Given records:
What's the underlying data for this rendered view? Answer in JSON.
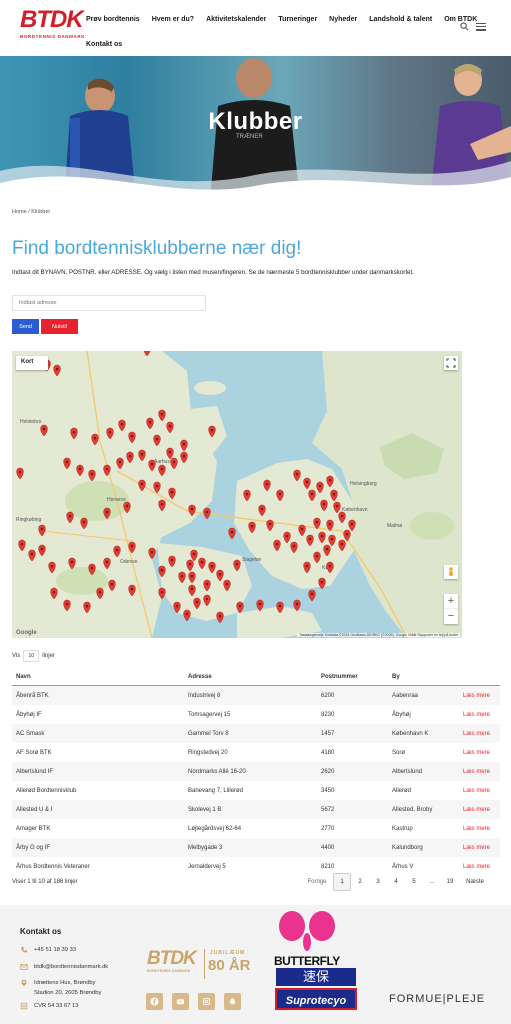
{
  "header": {
    "logo": "BTDK",
    "logo_sub": "BORDTENNIS DANMARK",
    "nav": [
      "Prøv bordtennis",
      "Hvem er du?",
      "Aktivitetskalender",
      "Turneringer",
      "Nyheder",
      "Landshold & talent",
      "Om BTDK"
    ],
    "nav_row2": "Kontakt os"
  },
  "hero": {
    "title": "Klubber",
    "shirt_text": "TRÆNER"
  },
  "breadcrumb": {
    "home": "Home",
    "sep": "/",
    "current": "Klubber"
  },
  "intro": {
    "title": "Find bordtennisklubberne nær dig!",
    "text": "Indtast dit BYNAVN, POSTNR. eller ADRESSE. Og vælg i listen med musen/fingeren. Se de nærmeste 5 bordtennisklubber under danmarkskortet.",
    "address_placeholder": "Indtast adresse",
    "send_label": "Send",
    "reset_label": "Nulstil"
  },
  "map": {
    "type_label": "Kort",
    "city_labels": [
      "Holstebro",
      "Ringkøbing",
      "Horsens",
      "Aarhus",
      "Helsingborg",
      "Malmø",
      "Køge",
      "Odense",
      "Slagelse",
      "København"
    ],
    "attribution": "Tastaturgenveje   Kortdata ©2024 GeoBasis-DE/BKG (©2009), Google   Vilkår   Rapporter en fejl på kortet",
    "google": "Google"
  },
  "table": {
    "show_prefix": "Vis",
    "show_value": "10",
    "show_suffix": "linjer",
    "headers": [
      "Navn",
      "Adresse",
      "Postnummer",
      "By"
    ],
    "more_label": "Læs mere",
    "rows": [
      [
        "Åbenrå BTK",
        "Industrivej 8",
        "6200",
        "Aabenraa"
      ],
      [
        "Åbyhøj IF",
        "Tomsagervej 15",
        "8230",
        "Åbyhøj"
      ],
      [
        "AC Smask",
        "Gammel Torv 8",
        "1457",
        "København K"
      ],
      [
        "AF Sorø BTK",
        "Ringstedvej 20",
        "4180",
        "Sorø"
      ],
      [
        "Albertslund IF",
        "Nordmarks Allé 16-20",
        "2620",
        "Albertslund"
      ],
      [
        "Allerød Bordtennisklub",
        "Banevang 7, Lillerød",
        "3450",
        "Allerød"
      ],
      [
        "Allested U & I",
        "Skolevej 1 B",
        "5672",
        "Allested, Broby"
      ],
      [
        "Amager BTK",
        "Løjtegårdsvej 62-64",
        "2770",
        "Kastrup"
      ],
      [
        "Årby G og IF",
        "Melbygade 3",
        "4400",
        "Kalundborg"
      ],
      [
        "Århus Bordtennis Veteraner",
        "Jernaldervej 5",
        "8210",
        "Århus V"
      ]
    ],
    "info": "Viser 1 til 10 af 186 linjer",
    "pager": {
      "prev": "Forrige",
      "pages": [
        "1",
        "2",
        "3",
        "4",
        "5"
      ],
      "ellipsis": "…",
      "last": "19",
      "next": "Næste"
    }
  },
  "footer": {
    "title": "Kontakt os",
    "phone": "+45 51 18 39 33",
    "email": "btdk@bordtennisdanmark.dk",
    "address_line1": "Idrættens Hus, Brøndby",
    "address_line2": "Stadion 20, 2605 Brøndby",
    "cvr": "CVR 54 33 67 13",
    "jubilee_mark": "BTDK",
    "jubilee_sub": "BORDTENNIS DANMARK",
    "jubilee_label": "JUBILÆUM",
    "jubilee_years": "80 ÅR",
    "sponsor1_word": "BUTTERFLY",
    "sponsor1_kanji": "速保",
    "sponsor1_brand": "Suprotecyo",
    "sponsor2": "FORMUE|PLEJE"
  },
  "colors": {
    "brand_red": "#d21e2a",
    "link_blue": "#4aa8dd",
    "send_blue": "#2d5bd4",
    "reset_red": "#e8232f",
    "gold": "#c9a56a"
  },
  "icons": [
    "search-icon",
    "menu-icon",
    "fullscreen-icon",
    "pegman-icon",
    "phone-icon",
    "mail-icon",
    "location-icon",
    "cvr-icon",
    "facebook-icon",
    "youtube-icon",
    "instagram-icon",
    "snapchat-icon"
  ]
}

What to do: Write the full listing out again with every line unchanged, but include no pictures.

Response to the exercise:
What's the underlying data for this rendered view? Answer in JSON.
{
  "header": {
    "logo": "BTDK",
    "logo_sub": "BORDTENNIS DANMARK",
    "nav": [
      "Prøv bordtennis",
      "Hvem er du?",
      "Aktivitetskalender",
      "Turneringer",
      "Nyheder",
      "Landshold & talent",
      "Om BTDK"
    ],
    "nav_row2": "Kontakt os"
  },
  "hero": {
    "title": "Klubber",
    "shirt_text": "TRÆNER"
  },
  "breadcrumb": {
    "home": "Home",
    "sep": "/",
    "current": "Klubber"
  },
  "intro": {
    "title": "Find bordtennisklubberne nær dig!",
    "text": "Indtast dit BYNAVN, POSTNR. eller ADRESSE. Og vælg i listen med musen/fingeren. Se de nærmeste 5 bordtennisklubber under danmarkskortet.",
    "address_placeholder": "Indtast adresse",
    "send_label": "Send",
    "reset_label": "Nulstil"
  },
  "map": {
    "type_label": "Kort",
    "city_labels": [
      "Holstebro",
      "Ringkøbing",
      "Horsens",
      "Aarhus",
      "Helsingborg",
      "Malmø",
      "Køge",
      "Odense",
      "Slagelse",
      "København"
    ],
    "attribution": "Tastaturgenveje   Kortdata ©2024 GeoBasis-DE/BKG (©2009), Google   Vilkår   Rapporter en fejl på kortet",
    "google": "Google"
  },
  "table": {
    "show_prefix": "Vis",
    "show_value": "10",
    "show_suffix": "linjer",
    "headers": [
      "Navn",
      "Adresse",
      "Postnummer",
      "By"
    ],
    "more_label": "Læs mere",
    "rows": [
      [
        "Åbenrå BTK",
        "Industrivej 8",
        "6200",
        "Aabenraa"
      ],
      [
        "Åbyhøj IF",
        "Tomsagervej 15",
        "8230",
        "Åbyhøj"
      ],
      [
        "AC Smask",
        "Gammel Torv 8",
        "1457",
        "København K"
      ],
      [
        "AF Sorø BTK",
        "Ringstedvej 20",
        "4180",
        "Sorø"
      ],
      [
        "Albertslund IF",
        "Nordmarks Allé 16-20",
        "2620",
        "Albertslund"
      ],
      [
        "Allerød Bordtennisklub",
        "Banevang 7, Lillerød",
        "3450",
        "Allerød"
      ],
      [
        "Allested U & I",
        "Skolevej 1 B",
        "5672",
        "Allested, Broby"
      ],
      [
        "Amager BTK",
        "Løjtegårdsvej 62-64",
        "2770",
        "Kastrup"
      ],
      [
        "Årby G og IF",
        "Melbygade 3",
        "4400",
        "Kalundborg"
      ],
      [
        "Århus Bordtennis Veteraner",
        "Jernaldervej 5",
        "8210",
        "Århus V"
      ]
    ],
    "info": "Viser 1 til 10 af 186 linjer",
    "pager": {
      "prev": "Forrige",
      "pages": [
        "1",
        "2",
        "3",
        "4",
        "5"
      ],
      "ellipsis": "…",
      "last": "19",
      "next": "Næste"
    }
  },
  "footer": {
    "title": "Kontakt os",
    "phone": "+45 51 18 39 33",
    "email": "btdk@bordtennisdanmark.dk",
    "address_line1": "Idrættens Hus, Brøndby",
    "address_line2": "Stadion 20, 2605 Brøndby",
    "cvr": "CVR 54 33 67 13",
    "jubilee_mark": "BTDK",
    "jubilee_sub": "BORDTENNIS DANMARK",
    "jubilee_label": "JUBILÆUM",
    "jubilee_years": "80 ÅR",
    "sponsor1_word": "BUTTERFLY",
    "sponsor1_kanji": "速保",
    "sponsor1_brand": "Suprotecyo",
    "sponsor2": "FORMUE|PLEJE"
  },
  "colors": {
    "brand_red": "#d21e2a",
    "link_blue": "#4aa8dd",
    "send_blue": "#2d5bd4",
    "reset_red": "#e8232f",
    "gold": "#c9a56a"
  },
  "icons": [
    "search-icon",
    "menu-icon",
    "fullscreen-icon",
    "pegman-icon",
    "phone-icon",
    "mail-icon",
    "location-icon",
    "cvr-icon",
    "facebook-icon",
    "youtube-icon",
    "instagram-icon",
    "snapchat-icon"
  ]
}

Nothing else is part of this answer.